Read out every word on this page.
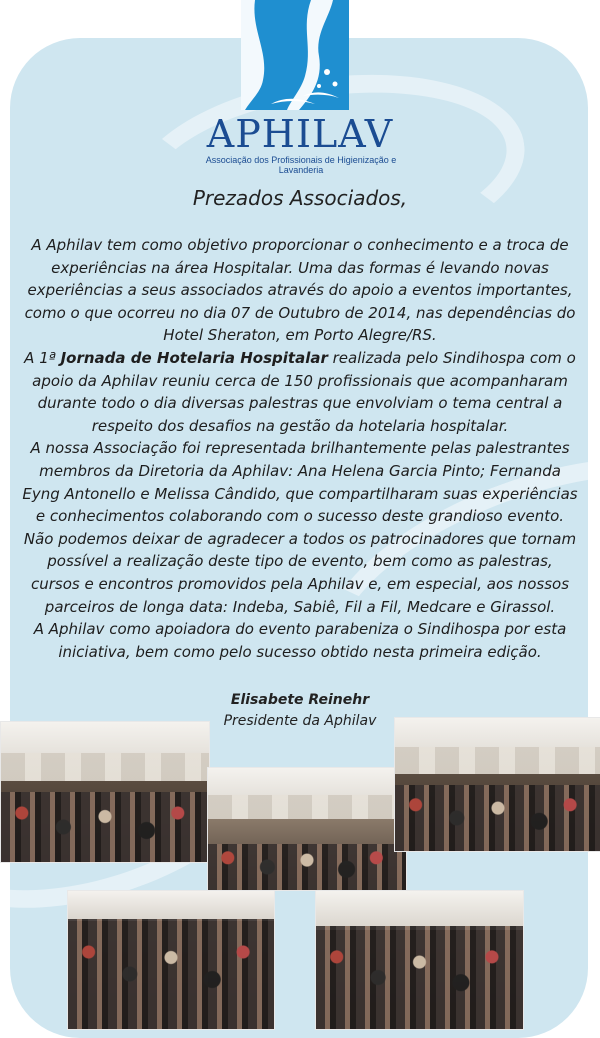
APHILAV
Associação dos Profissionais de Higienização e Lavanderia
Prezados Associados,

A Aphilav tem como objetivo proporcionar o conhecimento e a troca de experiências na área Hospitalar. Uma das formas é levando novas experiências a seus associados através do apoio a eventos importantes, como o que ocorreu no dia 07 de Outubro de 2014, nas dependências do Hotel Sheraton, em Porto Alegre/RS.

A 1ª Jornada de Hotelaria Hospitalar realizada pelo Sindihospa com o apoio da Aphilav reuniu cerca de 150 profissionais que acompanharam durante todo o dia diversas palestras que envolviam o tema central a respeito dos desafios na gestão da hotelaria hospitalar.

A nossa Associação foi representada brilhantemente pelas palestrantes membros da Diretoria da Aphilav: Ana Helena Garcia Pinto; Fernanda Eyng Antonello e Melissa Cândido, que compartilharam suas experiências e conhecimentos colaborando com o sucesso deste grandioso evento.

Não podemos deixar de agradecer a todos os patrocinadores que tornam possível a realização deste tipo de evento, bem como as palestras, cursos e encontros promovidos pela Aphilav e, em especial, aos nossos parceiros de longa data: Indeba, Sabiê, Fil a Fil, Medcare e Girassol.

A Aphilav como apoiadora do evento parabeniza o Sindihospa por esta iniciativa, bem como pelo sucesso obtido nesta primeira edição.

Elisabete Reinehr
Presidente da Aphilav
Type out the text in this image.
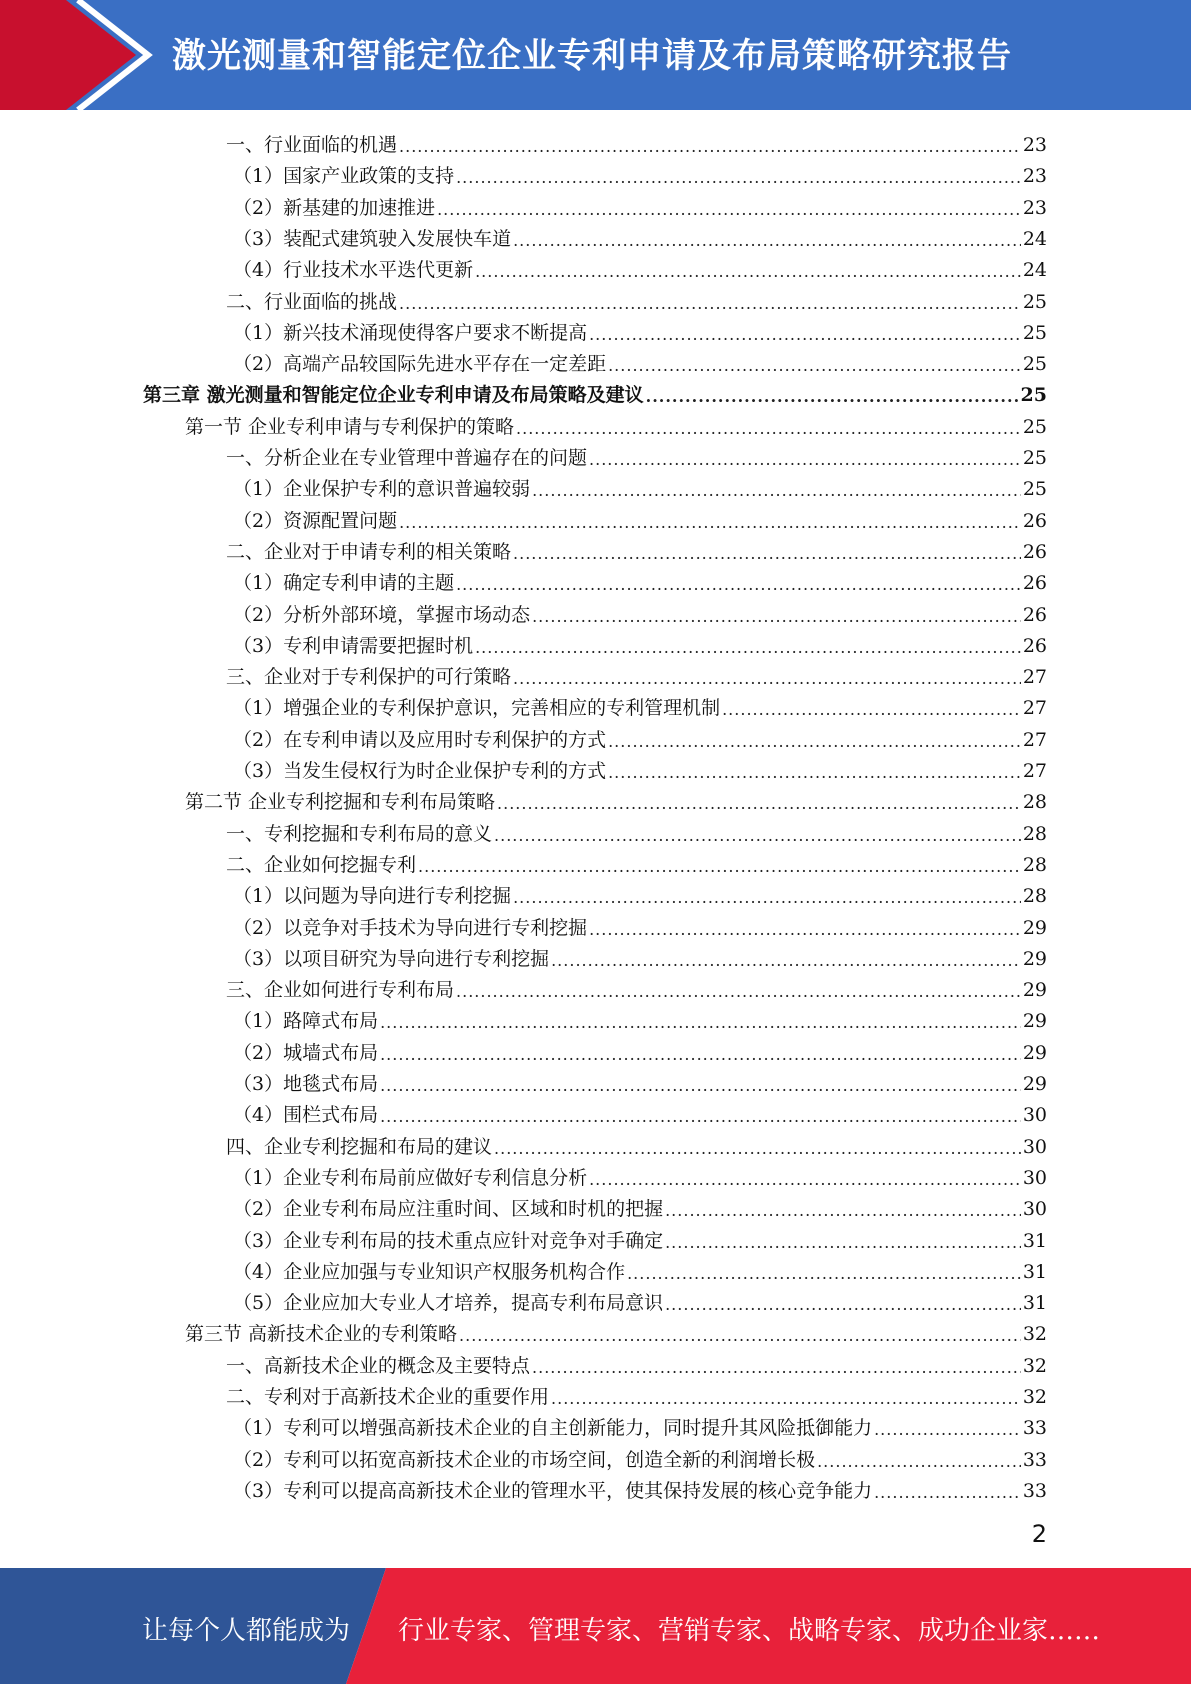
激光测量和智能定位企业专利申请及布局策略研究报告
一、行业面临的机遇 .....	23
（1）国家产业政策的支持 .....	23
（2）新基建的加速推进 .....	23
（3）装配式建筑驶入发展快车道 .....	24
（4）行业技术水平迭代更新 .....	24
二、行业面临的挑战 .....	25
（1）新兴技术涌现使得客户要求不断提高 .....	25
（2）高端产品较国际先进水平存在一定差距 .....	25
第三章 激光测量和智能定位企业专利申请及布局策略及建议 .....	25
第一节 企业专利申请与专利保护的策略 .....	25
一、分析企业在专业管理中普遍存在的问题 .....	25
（1）企业保护专利的意识普遍较弱 .....	25
（2）资源配置问题 .....	26
二、企业对于申请专利的相关策略 .....	26
（1）确定专利申请的主题 .....	26
（2）分析外部环境，掌握市场动态 .....	26
（3）专利申请需要把握时机 .....	26
三、企业对于专利保护的可行策略 .....	27
（1）增强企业的专利保护意识，完善相应的专利管理机制 .....	27
（2）在专利申请以及应用时专利保护的方式 .....	27
（3）当发生侵权行为时企业保护专利的方式 .....	27
第二节 企业专利挖掘和专利布局策略 .....	28
一、专利挖掘和专利布局的意义 .....	28
二、企业如何挖掘专利 .....	28
（1）以问题为导向进行专利挖掘 .....	28
（2）以竞争对手技术为导向进行专利挖掘 .....	29
（3）以项目研究为导向进行专利挖掘 .....	29
三、企业如何进行专利布局 .....	29
（1）路障式布局 .....	29
（2）城墙式布局 .....	29
（3）地毯式布局 .....	29
（4）围栏式布局 .....	30
四、企业专利挖掘和布局的建议 .....	30
（1）企业专利布局前应做好专利信息分析 .....	30
（2）企业专利布局应注重时间、区域和时机的把握 .....	30
（3）企业专利布局的技术重点应针对竞争对手确定 .....	31
（4）企业应加强与专业知识产权服务机构合作 .....	31
（5）企业应加大专业人才培养，提高专利布局意识 .....	31
第三节 高新技术企业的专利策略 .....	32
一、高新技术企业的概念及主要特点 .....	32
二、专利对于高新技术企业的重要作用 .....	32
（1）专利可以增强高新技术企业的自主创新能力，同时提升其风险抵御能力 .....	33
（2）专利可以拓宽高新技术企业的市场空间，创造全新的利润增长极 .....	33
（3）专利可以提高高新技术企业的管理水平，使其保持发展的核心竞争能力 .....	33
2
让每个人都能成为 行业专家、管理专家、营销专家、战略专家、成功企业家……
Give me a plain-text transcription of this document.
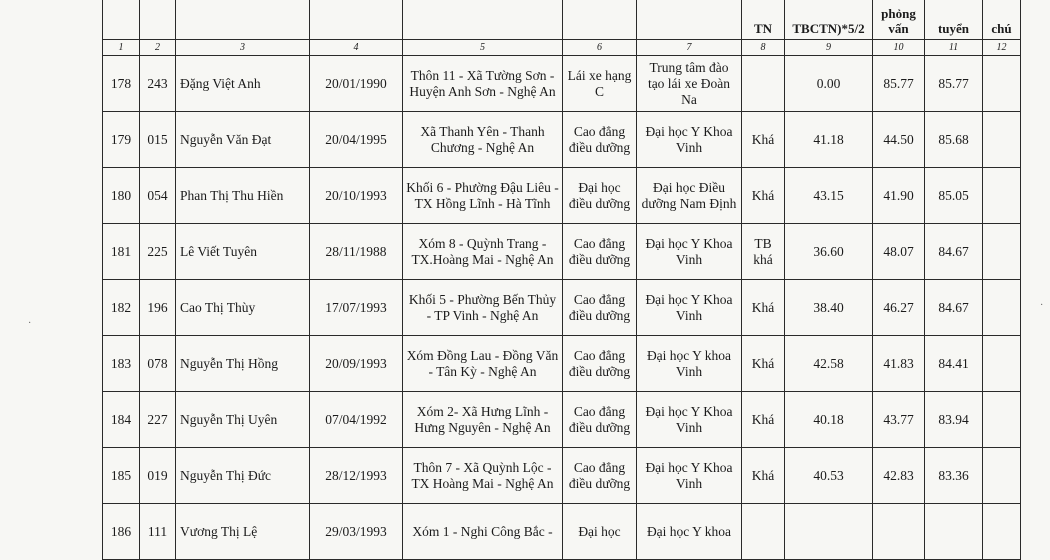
							TN	TBCTN)*5/2	phỏng vấn	tuyển	chú
1	2	3	4	5	6	7	8	9	10	11	12
178	243	Đặng Việt Anh	20/01/1990	Thôn 11 - Xã Tường Sơn - Huyện Anh Sơn - Nghệ An	Lái xe hạng C	Trung tâm đào tạo lái xe Đoàn Na		0.00	85.77	85.77	
179	015	Nguyễn Văn Đạt	20/04/1995	Xã Thanh Yên - Thanh Chương - Nghệ An	Cao đẳng điều dưỡng	Đại học Y Khoa Vinh	Khá	41.18	44.50	85.68	
180	054	Phan Thị Thu Hiền	20/10/1993	Khối 6 - Phường Đậu Liêu - TX Hồng Lĩnh - Hà Tĩnh	Đại học điều dưỡng	Đại học Điều dưỡng Nam Định	Khá	43.15	41.90	85.05	
181	225	Lê Viết Tuyên	28/11/1988	Xóm 8 - Quỳnh Trang - TX.Hoàng Mai - Nghệ An	Cao đẳng điều dưỡng	Đại học Y Khoa Vinh	TB khá	36.60	48.07	84.67	
182	196	Cao Thị Thùy	17/07/1993	Khối 5 - Phường Bến Thủy - TP Vinh - Nghệ An	Cao đẳng điều dưỡng	Đại học Y Khoa Vinh	Khá	38.40	46.27	84.67	
183	078	Nguyễn Thị Hồng	20/09/1993	Xóm Đồng Lau - Đồng Văn - Tân Kỳ - Nghệ An	Cao đẳng điều dưỡng	Đại học Y khoa Vinh	Khá	42.58	41.83	84.41	
184	227	Nguyễn Thị Uyên	07/04/1992	Xóm 2- Xã Hưng Lĩnh - Hưng Nguyên - Nghệ An	Cao đẳng điều dưỡng	Đại học Y Khoa Vinh	Khá	40.18	43.77	83.94	
185	019	Nguyễn Thị Đức	28/12/1993	Thôn 7 - Xã Quỳnh Lộc - TX Hoàng Mai - Nghệ An	Cao đẳng điều dưỡng	Đại học Y Khoa Vinh	Khá	40.53	42.83	83.36	
186	111	Vương Thị Lệ	29/03/1993	Xóm 1 - Nghi Công Bắc -	Đại học	Đại học Y khoa					
·
·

______

# [WRITTEN EXERCISE]
Drop the images and quote the entries word for word.

# [ANSWER FOR THIS EXERCISE]
Read out every word on this page.
APHILAV
Associação dos Profissionais de Higienização e Lavanderia
Prezados Associados,

A Aphilav tem como objetivo proporcionar o conhecimento e a troca de experiências na área Hospitalar. Uma das formas é levando novas experiências a seus associados através do apoio a eventos importantes, como o que ocorreu no dia 07 de Outubro de 2014, nas dependências do Hotel Sheraton, em Porto Alegre/RS.

A 1ª Jornada de Hotelaria Hospitalar realizada pelo Sindihospa com o apoio da Aphilav reuniu cerca de 150 profissionais que acompanharam durante todo o dia diversas palestras que envolviam o tema central a respeito dos desafios na gestão da hotelaria hospitalar.

A nossa Associação foi representada brilhantemente pelas palestrantes membros da Diretoria da Aphilav: Ana Helena Garcia Pinto; Fernanda Eyng Antonello e Melissa Cândido, que compartilharam suas experiências e conhecimentos colaborando com o sucesso deste grandioso evento.

Não podemos deixar de agradecer a todos os patrocinadores que tornam possível a realização deste tipo de evento, bem como as palestras, cursos e encontros promovidos pela Aphilav e, em especial, aos nossos parceiros de longa data: Indeba, Sabiê, Fil a Fil, Medcare e Girassol.

A Aphilav como apoiadora do evento parabeniza o Sindihospa por esta iniciativa, bem como pelo sucesso obtido nesta primeira edição.

Elisabete Reinehr
Presidente da Aphilav
Type out the text in this image.
激光测量和智能定位企业专利申请及布局策略研究报告
一、行业面临的机遇 .....	23
（1）国家产业政策的支持 .....	23
（2）新基建的加速推进 .....	23
（3）装配式建筑驶入发展快车道 .....	24
（4）行业技术水平迭代更新 .....	24
二、行业面临的挑战 .....	25
（1）新兴技术涌现使得客户要求不断提高 .....	25
（2）高端产品较国际先进水平存在一定差距 .....	25
第三章 激光测量和智能定位企业专利申请及布局策略及建议 .....	25
第一节 企业专利申请与专利保护的策略 .....	25
一、分析企业在专业管理中普遍存在的问题 .....	25
（1）企业保护专利的意识普遍较弱 .....	25
（2）资源配置问题 .....	26
二、企业对于申请专利的相关策略 .....	26
（1）确定专利申请的主题 .....	26
（2）分析外部环境，掌握市场动态 .....	26
（3）专利申请需要把握时机 .....	26
三、企业对于专利保护的可行策略 .....	27
（1）增强企业的专利保护意识，完善相应的专利管理机制 .....	27
（2）在专利申请以及应用时专利保护的方式 .....	27
（3）当发生侵权行为时企业保护专利的方式 .....	27
第二节 企业专利挖掘和专利布局策略 .....	28
一、专利挖掘和专利布局的意义 .....	28
二、企业如何挖掘专利 .....	28
（1）以问题为导向进行专利挖掘 .....	28
（2）以竞争对手技术为导向进行专利挖掘 .....	29
（3）以项目研究为导向进行专利挖掘 .....	29
三、企业如何进行专利布局 .....	29
（1）路障式布局 .....	29
（2）城墙式布局 .....	29
（3）地毯式布局 .....	29
（4）围栏式布局 .....	30
四、企业专利挖掘和布局的建议 .....	30
（1）企业专利布局前应做好专利信息分析 .....	30
（2）企业专利布局应注重时间、区域和时机的把握 .....	30
（3）企业专利布局的技术重点应针对竞争对手确定 .....	31
（4）企业应加强与专业知识产权服务机构合作 .....	31
（5）企业应加大专业人才培养，提高专利布局意识 .....	31
第三节 高新技术企业的专利策略 .....	32
一、高新技术企业的概念及主要特点 .....	32
二、专利对于高新技术企业的重要作用 .....	32
（1）专利可以增强高新技术企业的自主创新能力，同时提升其风险抵御能力 .....	33
（2）专利可以拓宽高新技术企业的市场空间，创造全新的利润增长极 .....	33
（3）专利可以提高高新技术企业的管理水平，使其保持发展的核心竞争能力 .....	33
2
让每个人都能成为 行业专家、管理专家、营销专家、战略专家、成功企业家……
Give me a plain-text transcription of this document.
							TN	TBCTN)*5/2	phỏng vấn	tuyển	chú
1	2	3	4	5	6	7	8	9	10	11	12
178	243	Đặng Việt Anh	20/01/1990	Thôn 11 - Xã Tường Sơn - Huyện Anh Sơn - Nghệ An	Lái xe hạng C	Trung tâm đào tạo lái xe Đoàn Na		0.00	85.77	85.77	
179	015	Nguyễn Văn Đạt	20/04/1995	Xã Thanh Yên - Thanh Chương - Nghệ An	Cao đẳng điều dưỡng	Đại học Y Khoa Vinh	Khá	41.18	44.50	85.68	
180	054	Phan Thị Thu Hiền	20/10/1993	Khối 6 - Phường Đậu Liêu - TX Hồng Lĩnh - Hà Tĩnh	Đại học điều dưỡng	Đại học Điều dưỡng Nam Định	Khá	43.15	41.90	85.05	
181	225	Lê Viết Tuyên	28/11/1988	Xóm 8 - Quỳnh Trang - TX.Hoàng Mai - Nghệ An	Cao đẳng điều dưỡng	Đại học Y Khoa Vinh	TB khá	36.60	48.07	84.67	
182	196	Cao Thị Thùy	17/07/1993	Khối 5 - Phường Bến Thủy - TP Vinh - Nghệ An	Cao đẳng điều dưỡng	Đại học Y Khoa Vinh	Khá	38.40	46.27	84.67	
183	078	Nguyễn Thị Hồng	20/09/1993	Xóm Đồng Lau - Đồng Văn - Tân Kỳ - Nghệ An	Cao đẳng điều dưỡng	Đại học Y khoa Vinh	Khá	42.58	41.83	84.41	
184	227	Nguyễn Thị Uyên	07/04/1992	Xóm 2- Xã Hưng Lĩnh - Hưng Nguyên - Nghệ An	Cao đẳng điều dưỡng	Đại học Y Khoa Vinh	Khá	40.18	43.77	83.94	
185	019	Nguyễn Thị Đức	28/12/1993	Thôn 7 - Xã Quỳnh Lộc - TX Hoàng Mai - Nghệ An	Cao đẳng điều dưỡng	Đại học Y Khoa Vinh	Khá	40.53	42.83	83.36	
186	111	Vương Thị Lệ	29/03/1993	Xóm 1 - Nghi Công Bắc -	Đại học	Đại học Y khoa					
·
·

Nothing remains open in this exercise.